### Data listing ###
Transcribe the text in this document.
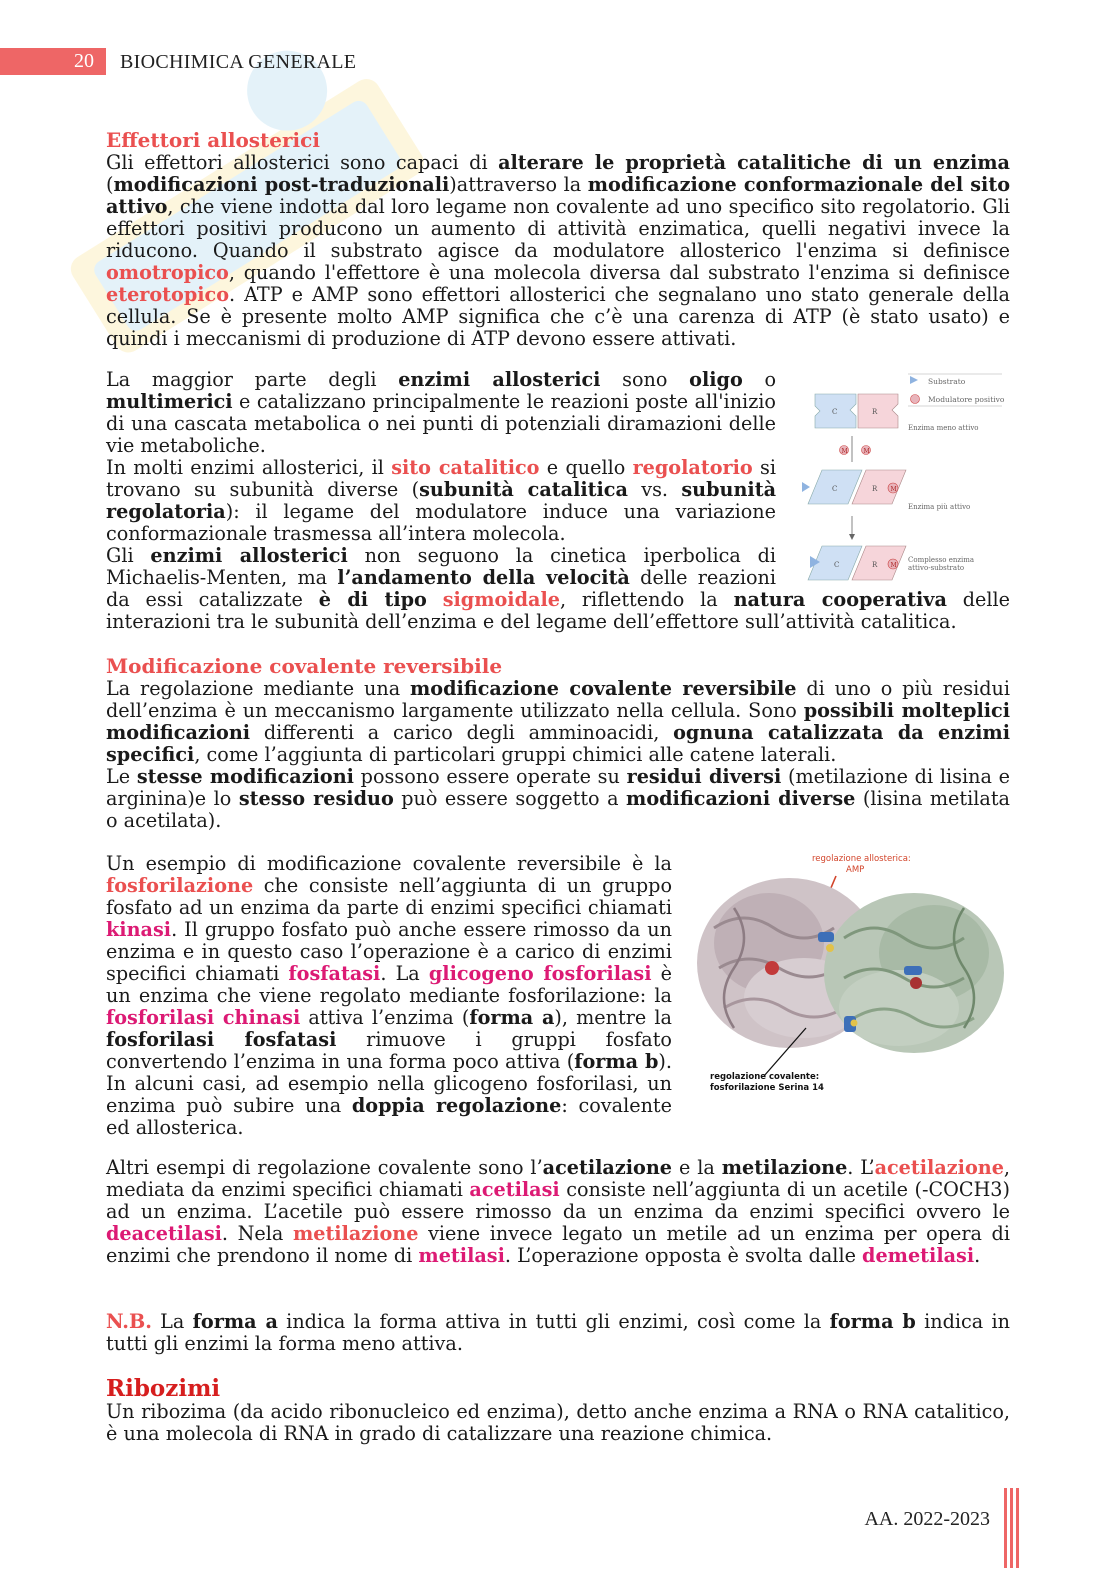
20 BIOCHIMICA GENERALE
Effettori allosterici

Gli effettori allosterici sono capaci di alterare le proprietà catalitiche di un enzima (modificazioni post-traduzionali)attraverso la modificazione conformazionale del sito attivo, che viene indotta dal loro legame non covalente ad uno specifico sito regolatorio. Gli effettori positivi producono un aumento di attività enzimatica, quelli negativi invece la riducono. Quando il substrato agisce da modulatore allosterico l'enzima si definisce omotropico, quando l'effettore è una molecola diversa dal substrato l'enzima si definisce eterotopico. ATP e AMP sono effettori allosterici che segnalano uno stato generale della cellula. Se è presente molto AMP significa che c’è una carenza di ATP (è stato usato) e quindi i meccanismi di produzione di ATP devono essere attivati.

La maggior parte degli enzimi allosterici sono oligo o multimerici e catalizzano principalmente le reazioni poste all'inizio di una cascata metabolica o nei punti di potenziali diramazioni delle vie metaboliche.

In molti enzimi allosterici, il sito catalitico e quello regolatorio si trovano su subunità diverse (subunità catalitica vs. subunità regolatoria): il legame del modulatore induce una variazione conformazionale trasmessa all’intera molecola.

Gli enzimi allosterici non seguono la cinetica iperbolica di Michaelis-Menten, ma l’andamento della velocità delle reazioni

da essi catalizzate è di tipo sigmoidale, riflettendo la natura cooperativa delle interazioni tra le subunità dell’enzima e del legame dell’effettore sull’attività catalitica.

Substrato
Modulatore positivo
C	R
Enzima meno attivo
M	M
C	R M
Enzima più attivo
C	R M
Complesso enzima attivo-substrato
Modificazione covalente reversibile

La regolazione mediante una modificazione covalente reversibile di uno o più residui dell’enzima è un meccanismo largamente utilizzato nella cellula. Sono possibili molteplici modificazioni differenti a carico degli amminoacidi, ognuna catalizzata da enzimi specifici, come l’aggiunta di particolari gruppi chimici alle catene laterali.

Le stesse modificazioni possono essere operate su residui diversi (metilazione di lisina e arginina)e lo stesso residuo può essere soggetto a modificazioni diverse (lisina metilata o acetilata).

Un esempio di modificazione covalente reversibile è la fosforilazione che consiste nell’aggiunta di un gruppo fosfato ad un enzima da parte di enzimi specifici chiamati kinasi. Il gruppo fosfato può anche essere rimosso da un enzima e in questo caso l’operazione è a carico di enzimi specifici chiamati fosfatasi. La glicogeno fosforilasi è un enzima che viene regolato mediante fosforilazione: la fosforilasi chinasi attiva l’enzima (forma a), mentre la fosforilasi fosfatasi rimuove i gruppi fosfato convertendo l’enzima in una forma poco attiva (forma b). In alcuni casi, ad esempio nella glicogeno fosforilasi, un enzima può subire una doppia regolazione: covalente ed allosterica.

regolazione allosterica:
AMP
regolazione covalente:
fosforilazione Serina 14

Altri esempi di regolazione covalente sono l’acetilazione e la metilazione. L’acetilazione, mediata da enzimi specifici chiamati acetilasi consiste nell’aggiunta di un acetile (-COCH3) ad un enzima. L’acetile può essere rimosso da un enzima da enzimi specifici ovvero le deacetilasi. Nela metilazione viene invece legato un metile ad un enzima per opera di enzimi che prendono il nome di metilasi. L’operazione opposta è svolta dalle demetilasi.

N.B. La forma a indica la forma attiva in tutti gli enzimi, così come la forma b indica in tutti gli enzimi la forma meno attiva.

Ribozimi

Un ribozima (da acido ribonucleico ed enzima), detto anche enzima a RNA o RNA catalitico, è una molecola di RNA in grado di catalizzare una reazione chimica.

AA. 2022-2023
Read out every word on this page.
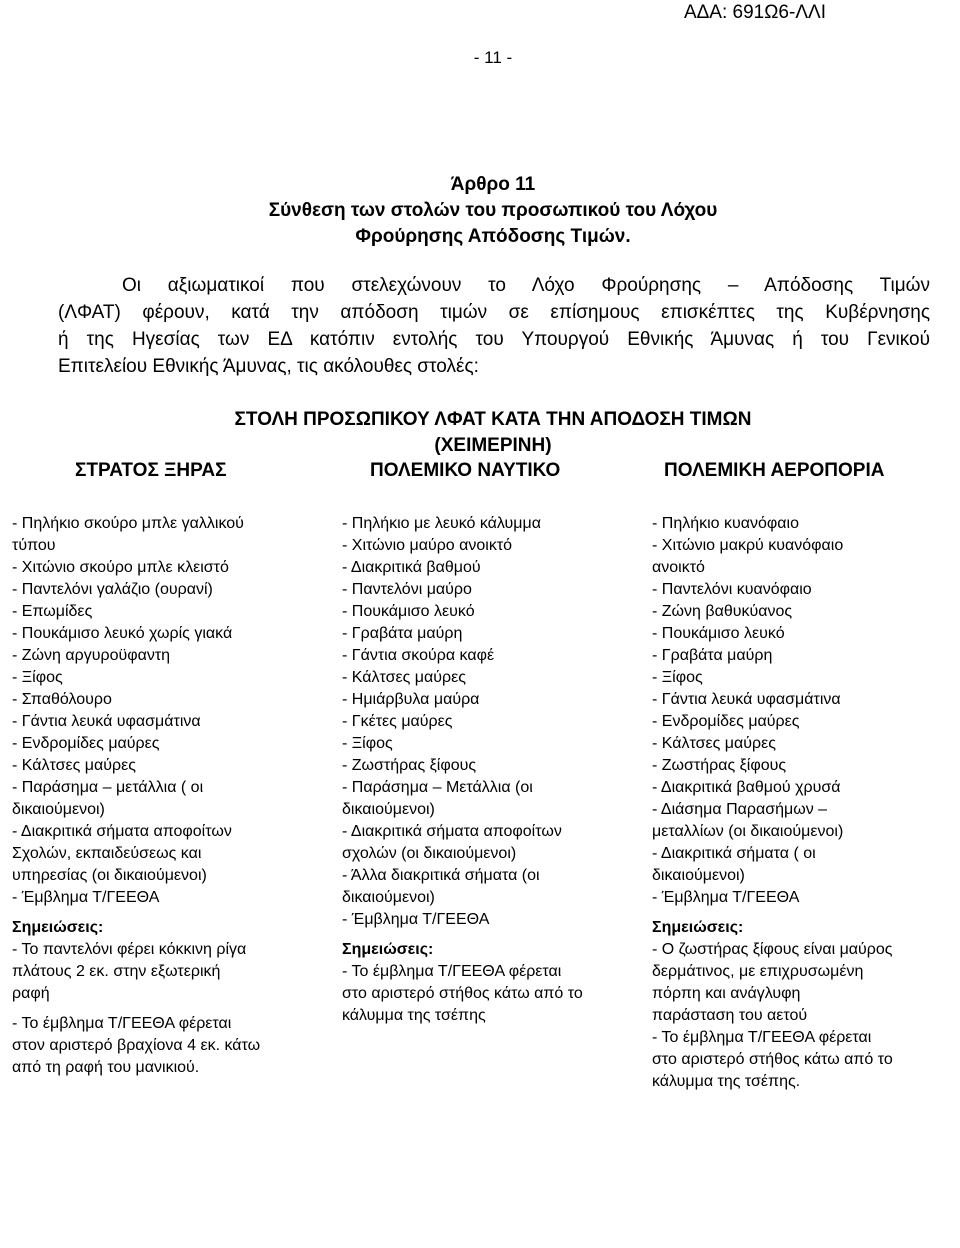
ΑΔΑ: 691Ω6-ΛΛΙ
- 11 -
Άρθρο 11
Σύνθεση των στολών του προσωπικού του Λόχου
Φρούρησης Απόδοσης Τιμών.
Οι αξιωματικοί που στελεχώνουν το Λόχο Φρούρησης – Απόδοσης Τιμών
(ΛΦΑΤ) φέρουν, κατά την απόδοση τιμών σε επίσημους επισκέπτες της Κυβέρνησης
ή της Ηγεσίας των ΕΔ κατόπιν εντολής του Υπουργού Εθνικής Άμυνας ή του Γενικού
Επιτελείου Εθνικής Άμυνας, τις ακόλουθες στολές:
ΣΤΟΛΗ ΠΡΟΣΩΠΙΚΟΥ ΛΦΑΤ ΚΑΤΑ ΤΗΝ ΑΠΟΔΟΣΗ ΤΙΜΩΝ
(ΧΕΙΜΕΡΙΝΗ)
ΣΤΡΑΤΟΣ ΞΗΡΑΣ	ΠΟΛΕΜΙΚΟ ΝΑΥΤΙΚΟ	ΠΟΛΕΜΙΚΗ ΑΕΡΟΠΟΡΙΑ
- Πηλήκιο σκούρο μπλε γαλλικού
τύπου
- Χιτώνιο σκούρο μπλε κλειστό
- Παντελόνι γαλάζιο (ουρανί)
- Επωμίδες
- Πουκάμισο λευκό χωρίς γιακά
- Ζώνη αργυροϋφαντη
- Ξίφος
- Σπαθόλουρο
- Γάντια λευκά υφασμάτινα
- Ενδρομίδες μαύρες
- Κάλτσες μαύρες
- Παράσημα – μετάλλια ( οι
δικαιούμενοι)
- Διακριτικά σήματα αποφοίτων
Σχολών, εκπαιδεύσεως και
υπηρεσίας (οι δικαιούμενοι)
- Έμβλημα Τ/ΓΕΕΘΑ
Σημειώσεις:
- Το παντελόνι φέρει κόκκινη ρίγα
πλάτους 2 εκ. στην εξωτερική
ραφή
- Το έμβλημα Τ/ΓΕΕΘΑ φέρεται
στον αριστερό βραχίονα 4 εκ. κάτω
από τη ραφή του μανικιού.
- Πηλήκιο με λευκό κάλυμμα
- Χιτώνιο μαύρο ανοικτό
- Διακριτικά βαθμού
- Παντελόνι μαύρο
- Πουκάμισο λευκό
- Γραβάτα μαύρη
- Γάντια σκούρα καφέ
- Κάλτσες μαύρες
- Ημιάρβυλα μαύρα
- Γκέτες μαύρες
- Ξίφος
- Ζωστήρας ξίφους
- Παράσημα – Μετάλλια (οι
δικαιούμενοι)
- Διακριτικά σήματα αποφοίτων
σχολών (οι δικαιούμενοι)
- Άλλα διακριτικά σήματα (οι
δικαιούμενοι)
- Έμβλημα Τ/ΓΕΕΘΑ
Σημειώσεις:
- Το έμβλημα Τ/ΓΕΕΘΑ φέρεται
στο αριστερό στήθος κάτω από το
κάλυμμα της τσέπης
- Πηλήκιο κυανόφαιο
- Χιτώνιο μακρύ κυανόφαιο
ανοικτό
- Παντελόνι κυανόφαιο
- Ζώνη βαθυκύανος
- Πουκάμισο λευκό
- Γραβάτα μαύρη
- Ξίφος
- Γάντια λευκά υφασμάτινα
- Ενδρομίδες μαύρες
- Κάλτσες μαύρες
- Ζωστήρας ξίφους
- Διακριτικά βαθμού χρυσά
- Διάσημα Παρασήμων –
μεταλλίων (οι δικαιούμενοι)
- Διακριτικά σήματα ( οι
δικαιούμενοι)
- Έμβλημα Τ/ΓΕΕΘΑ
Σημειώσεις:
- Ο ζωστήρας ξίφους είναι μαύρος
δερμάτινος, με επιχρυσωμένη
πόρπη και ανάγλυφη
παράσταση του αετού
- Το έμβλημα Τ/ΓΕΕΘΑ φέρεται
στο αριστερό στήθος κάτω από το
κάλυμμα της τσέπης.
###
● Written instruction
Give all the lines above again, character for character, without pictures.

● Full solution
Transcribe the text in this document.
20 BIOCHIMICA GENERALE
Effettori allosterici

Gli effettori allosterici sono capaci di alterare le proprietà catalitiche di un enzima (modificazioni post-traduzionali)attraverso la modificazione conformazionale del sito attivo, che viene indotta dal loro legame non covalente ad uno specifico sito regolatorio. Gli effettori positivi producono un aumento di attività enzimatica, quelli negativi invece la riducono. Quando il substrato agisce da modulatore allosterico l'enzima si definisce omotropico, quando l'effettore è una molecola diversa dal substrato l'enzima si definisce eterotopico. ATP e AMP sono effettori allosterici che segnalano uno stato generale della cellula. Se è presente molto AMP significa che c’è una carenza di ATP (è stato usato) e quindi i meccanismi di produzione di ATP devono essere attivati.

La maggior parte degli enzimi allosterici sono oligo o multimerici e catalizzano principalmente le reazioni poste all'inizio di una cascata metabolica o nei punti di potenziali diramazioni delle vie metaboliche.

In molti enzimi allosterici, il sito catalitico e quello regolatorio si trovano su subunità diverse (subunità catalitica vs. subunità regolatoria): il legame del modulatore induce una variazione conformazionale trasmessa all’intera molecola.

Gli enzimi allosterici non seguono la cinetica iperbolica di Michaelis-Menten, ma l’andamento della velocità delle reazioni

da essi catalizzate è di tipo sigmoidale, riflettendo la natura cooperativa delle interazioni tra le subunità dell’enzima e del legame dell’effettore sull’attività catalitica.

Substrato
Modulatore positivo
C	R
Enzima meno attivo
M	M
C	R M
Enzima più attivo
C	R M
Complesso enzima attivo-substrato
Modificazione covalente reversibile

La regolazione mediante una modificazione covalente reversibile di uno o più residui dell’enzima è un meccanismo largamente utilizzato nella cellula. Sono possibili molteplici modificazioni differenti a carico degli amminoacidi, ognuna catalizzata da enzimi specifici, come l’aggiunta di particolari gruppi chimici alle catene laterali.

Le stesse modificazioni possono essere operate su residui diversi (metilazione di lisina e arginina)e lo stesso residuo può essere soggetto a modificazioni diverse (lisina metilata o acetilata).

Un esempio di modificazione covalente reversibile è la fosforilazione che consiste nell’aggiunta di un gruppo fosfato ad un enzima da parte di enzimi specifici chiamati kinasi. Il gruppo fosfato può anche essere rimosso da un enzima e in questo caso l’operazione è a carico di enzimi specifici chiamati fosfatasi. La glicogeno fosforilasi è un enzima che viene regolato mediante fosforilazione: la fosforilasi chinasi attiva l’enzima (forma a), mentre la fosforilasi fosfatasi rimuove i gruppi fosfato convertendo l’enzima in una forma poco attiva (forma b). In alcuni casi, ad esempio nella glicogeno fosforilasi, un enzima può subire una doppia regolazione: covalente ed allosterica.

regolazione allosterica:
AMP
regolazione covalente:
fosforilazione Serina 14

Altri esempi di regolazione covalente sono l’acetilazione e la metilazione. L’acetilazione, mediata da enzimi specifici chiamati acetilasi consiste nell’aggiunta di un acetile (-COCH3) ad un enzima. L’acetile può essere rimosso da un enzima da enzimi specifici ovvero le deacetilasi. Nela metilazione viene invece legato un metile ad un enzima per opera di enzimi che prendono il nome di metilasi. L’operazione opposta è svolta dalle demetilasi.

N.B. La forma a indica la forma attiva in tutti gli enzimi, così come la forma b indica in tutti gli enzimi la forma meno attiva.

Ribozimi

Un ribozima (da acido ribonucleico ed enzima), detto anche enzima a RNA o RNA catalitico, è una molecola di RNA in grado di catalizzare una reazione chimica.

AA. 2022-2023
Read out every word on this page.
ΑΔΑ: 691Ω6-ΛΛΙ
- 11 -
Άρθρο 11
Σύνθεση των στολών του προσωπικού του Λόχου
Φρούρησης Απόδοσης Τιμών.
Οι αξιωματικοί που στελεχώνουν το Λόχο Φρούρησης – Απόδοσης Τιμών
(ΛΦΑΤ) φέρουν, κατά την απόδοση τιμών σε επίσημους επισκέπτες της Κυβέρνησης
ή της Ηγεσίας των ΕΔ κατόπιν εντολής του Υπουργού Εθνικής Άμυνας ή του Γενικού
Επιτελείου Εθνικής Άμυνας, τις ακόλουθες στολές:
ΣΤΟΛΗ ΠΡΟΣΩΠΙΚΟΥ ΛΦΑΤ ΚΑΤΑ ΤΗΝ ΑΠΟΔΟΣΗ ΤΙΜΩΝ
(ΧΕΙΜΕΡΙΝΗ)
ΣΤΡΑΤΟΣ ΞΗΡΑΣ	ΠΟΛΕΜΙΚΟ ΝΑΥΤΙΚΟ	ΠΟΛΕΜΙΚΗ ΑΕΡΟΠΟΡΙΑ
- Πηλήκιο σκούρο μπλε γαλλικού
τύπου
- Χιτώνιο σκούρο μπλε κλειστό
- Παντελόνι γαλάζιο (ουρανί)
- Επωμίδες
- Πουκάμισο λευκό χωρίς γιακά
- Ζώνη αργυροϋφαντη
- Ξίφος
- Σπαθόλουρο
- Γάντια λευκά υφασμάτινα
- Ενδρομίδες μαύρες
- Κάλτσες μαύρες
- Παράσημα – μετάλλια ( οι
δικαιούμενοι)
- Διακριτικά σήματα αποφοίτων
Σχολών, εκπαιδεύσεως και
υπηρεσίας (οι δικαιούμενοι)
- Έμβλημα Τ/ΓΕΕΘΑ
Σημειώσεις:
- Το παντελόνι φέρει κόκκινη ρίγα
πλάτους 2 εκ. στην εξωτερική
ραφή
- Το έμβλημα Τ/ΓΕΕΘΑ φέρεται
στον αριστερό βραχίονα 4 εκ. κάτω
από τη ραφή του μανικιού.
- Πηλήκιο με λευκό κάλυμμα
- Χιτώνιο μαύρο ανοικτό
- Διακριτικά βαθμού
- Παντελόνι μαύρο
- Πουκάμισο λευκό
- Γραβάτα μαύρη
- Γάντια σκούρα καφέ
- Κάλτσες μαύρες
- Ημιάρβυλα μαύρα
- Γκέτες μαύρες
- Ξίφος
- Ζωστήρας ξίφους
- Παράσημα – Μετάλλια (οι
δικαιούμενοι)
- Διακριτικά σήματα αποφοίτων
σχολών (οι δικαιούμενοι)
- Άλλα διακριτικά σήματα (οι
δικαιούμενοι)
- Έμβλημα Τ/ΓΕΕΘΑ
Σημειώσεις:
- Το έμβλημα Τ/ΓΕΕΘΑ φέρεται
στο αριστερό στήθος κάτω από το
κάλυμμα της τσέπης
- Πηλήκιο κυανόφαιο
- Χιτώνιο μακρύ κυανόφαιο
ανοικτό
- Παντελόνι κυανόφαιο
- Ζώνη βαθυκύανος
- Πουκάμισο λευκό
- Γραβάτα μαύρη
- Ξίφος
- Γάντια λευκά υφασμάτινα
- Ενδρομίδες μαύρες
- Κάλτσες μαύρες
- Ζωστήρας ξίφους
- Διακριτικά βαθμού χρυσά
- Διάσημα Παρασήμων –
μεταλλίων (οι δικαιούμενοι)
- Διακριτικά σήματα ( οι
δικαιούμενοι)
- Έμβλημα Τ/ΓΕΕΘΑ
Σημειώσεις:
- Ο ζωστήρας ξίφους είναι μαύρος
δερμάτινος, με επιχρυσωμένη
πόρπη και ανάγλυφη
παράσταση του αετού
- Το έμβλημα Τ/ΓΕΕΘΑ φέρεται
στο αριστερό στήθος κάτω από το
κάλυμμα της τσέπης.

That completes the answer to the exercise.